··· RECORDS SHOWN
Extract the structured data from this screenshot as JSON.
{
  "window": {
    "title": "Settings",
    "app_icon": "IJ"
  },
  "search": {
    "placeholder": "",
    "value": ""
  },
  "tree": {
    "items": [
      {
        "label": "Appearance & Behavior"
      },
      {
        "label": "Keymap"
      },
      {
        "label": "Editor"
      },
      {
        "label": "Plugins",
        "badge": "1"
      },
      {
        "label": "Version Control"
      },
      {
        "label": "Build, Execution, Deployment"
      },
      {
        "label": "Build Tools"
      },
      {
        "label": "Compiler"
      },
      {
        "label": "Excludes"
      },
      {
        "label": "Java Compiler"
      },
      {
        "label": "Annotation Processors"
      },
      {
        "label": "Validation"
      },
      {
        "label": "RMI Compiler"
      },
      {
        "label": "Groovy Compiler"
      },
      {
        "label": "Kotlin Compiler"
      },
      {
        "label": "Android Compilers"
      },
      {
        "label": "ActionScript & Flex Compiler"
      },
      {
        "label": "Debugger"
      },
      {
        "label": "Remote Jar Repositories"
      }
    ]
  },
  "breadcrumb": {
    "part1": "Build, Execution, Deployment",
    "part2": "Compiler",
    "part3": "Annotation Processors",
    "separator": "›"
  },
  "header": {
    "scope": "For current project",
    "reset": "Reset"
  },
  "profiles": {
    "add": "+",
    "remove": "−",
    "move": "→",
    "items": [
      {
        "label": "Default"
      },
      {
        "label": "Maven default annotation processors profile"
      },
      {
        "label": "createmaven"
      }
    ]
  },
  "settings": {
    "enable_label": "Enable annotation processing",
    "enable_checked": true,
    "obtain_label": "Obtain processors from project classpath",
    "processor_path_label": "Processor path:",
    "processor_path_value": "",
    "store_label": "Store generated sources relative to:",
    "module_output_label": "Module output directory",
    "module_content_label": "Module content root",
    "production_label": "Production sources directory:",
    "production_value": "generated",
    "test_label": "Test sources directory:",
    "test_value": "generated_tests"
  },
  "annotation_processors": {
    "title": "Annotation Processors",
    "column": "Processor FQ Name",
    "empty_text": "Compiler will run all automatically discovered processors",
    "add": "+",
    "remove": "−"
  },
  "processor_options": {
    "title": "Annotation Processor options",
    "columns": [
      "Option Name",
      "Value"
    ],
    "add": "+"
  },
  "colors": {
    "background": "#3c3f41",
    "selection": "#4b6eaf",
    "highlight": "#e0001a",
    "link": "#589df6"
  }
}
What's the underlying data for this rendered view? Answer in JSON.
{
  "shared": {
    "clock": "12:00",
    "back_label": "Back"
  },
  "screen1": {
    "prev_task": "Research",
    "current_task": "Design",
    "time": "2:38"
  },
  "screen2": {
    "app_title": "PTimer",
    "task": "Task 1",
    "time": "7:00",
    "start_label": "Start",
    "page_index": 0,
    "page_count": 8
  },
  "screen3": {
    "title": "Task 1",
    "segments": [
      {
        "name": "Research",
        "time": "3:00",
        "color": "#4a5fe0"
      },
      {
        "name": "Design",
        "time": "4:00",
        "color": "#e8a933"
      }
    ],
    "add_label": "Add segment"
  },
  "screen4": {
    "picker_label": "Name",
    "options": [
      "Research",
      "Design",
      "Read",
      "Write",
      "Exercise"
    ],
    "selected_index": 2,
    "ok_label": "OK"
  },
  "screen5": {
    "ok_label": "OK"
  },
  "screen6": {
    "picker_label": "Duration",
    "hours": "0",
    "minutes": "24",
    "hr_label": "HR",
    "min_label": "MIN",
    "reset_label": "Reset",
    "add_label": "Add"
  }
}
······
## THE EXERCISE
Without omitting anything, output the entries exactly.

## RESULT
Extract the structured data from this screenshot as JSON.
{
  "window": {
    "title": "Settings",
    "app_icon": "IJ"
  },
  "search": {
    "placeholder": "",
    "value": ""
  },
  "tree": {
    "items": [
      {
        "label": "Appearance & Behavior"
      },
      {
        "label": "Keymap"
      },
      {
        "label": "Editor"
      },
      {
        "label": "Plugins",
        "badge": "1"
      },
      {
        "label": "Version Control"
      },
      {
        "label": "Build, Execution, Deployment"
      },
      {
        "label": "Build Tools"
      },
      {
        "label": "Compiler"
      },
      {
        "label": "Excludes"
      },
      {
        "label": "Java Compiler"
      },
      {
        "label": "Annotation Processors"
      },
      {
        "label": "Validation"
      },
      {
        "label": "RMI Compiler"
      },
      {
        "label": "Groovy Compiler"
      },
      {
        "label": "Kotlin Compiler"
      },
      {
        "label": "Android Compilers"
      },
      {
        "label": "ActionScript & Flex Compiler"
      },
      {
        "label": "Debugger"
      },
      {
        "label": "Remote Jar Repositories"
      }
    ]
  },
  "breadcrumb": {
    "part1": "Build, Execution, Deployment",
    "part2": "Compiler",
    "part3": "Annotation Processors",
    "separator": "›"
  },
  "header": {
    "scope": "For current project",
    "reset": "Reset"
  },
  "profiles": {
    "add": "+",
    "remove": "−",
    "move": "→",
    "items": [
      {
        "label": "Default"
      },
      {
        "label": "Maven default annotation processors profile"
      },
      {
        "label": "createmaven"
      }
    ]
  },
  "settings": {
    "enable_label": "Enable annotation processing",
    "enable_checked": true,
    "obtain_label": "Obtain processors from project classpath",
    "processor_path_label": "Processor path:",
    "processor_path_value": "",
    "store_label": "Store generated sources relative to:",
    "module_output_label": "Module output directory",
    "module_content_label": "Module content root",
    "production_label": "Production sources directory:",
    "production_value": "generated",
    "test_label": "Test sources directory:",
    "test_value": "generated_tests"
  },
  "annotation_processors": {
    "title": "Annotation Processors",
    "column": "Processor FQ Name",
    "empty_text": "Compiler will run all automatically discovered processors",
    "add": "+",
    "remove": "−"
  },
  "processor_options": {
    "title": "Annotation Processor options",
    "columns": [
      "Option Name",
      "Value"
    ],
    "add": "+"
  },
  "colors": {
    "background": "#3c3f41",
    "selection": "#4b6eaf",
    "highlight": "#e0001a",
    "link": "#589df6"
  }
}
What's the underlying data for this rendered view? Answer in JSON.
{
  "shared": {
    "clock": "12:00",
    "back_label": "Back"
  },
  "screen1": {
    "prev_task": "Research",
    "current_task": "Design",
    "time": "2:38"
  },
  "screen2": {
    "app_title": "PTimer",
    "task": "Task 1",
    "time": "7:00",
    "start_label": "Start",
    "page_index": 0,
    "page_count": 8
  },
  "screen3": {
    "title": "Task 1",
    "segments": [
      {
        "name": "Research",
        "time": "3:00",
        "color": "#4a5fe0"
      },
      {
        "name": "Design",
        "time": "4:00",
        "color": "#e8a933"
      }
    ],
    "add_label": "Add segment"
  },
  "screen4": {
    "picker_label": "Name",
    "options": [
      "Research",
      "Design",
      "Read",
      "Write",
      "Exercise"
    ],
    "selected_index": 2,
    "ok_label": "OK"
  },
  "screen5": {
    "ok_label": "OK"
  },
  "screen6": {
    "picker_label": "Duration",
    "hours": "0",
    "minutes": "24",
    "hr_label": "HR",
    "min_label": "MIN",
    "reset_label": "Reset",
    "add_label": "Add"
  }
}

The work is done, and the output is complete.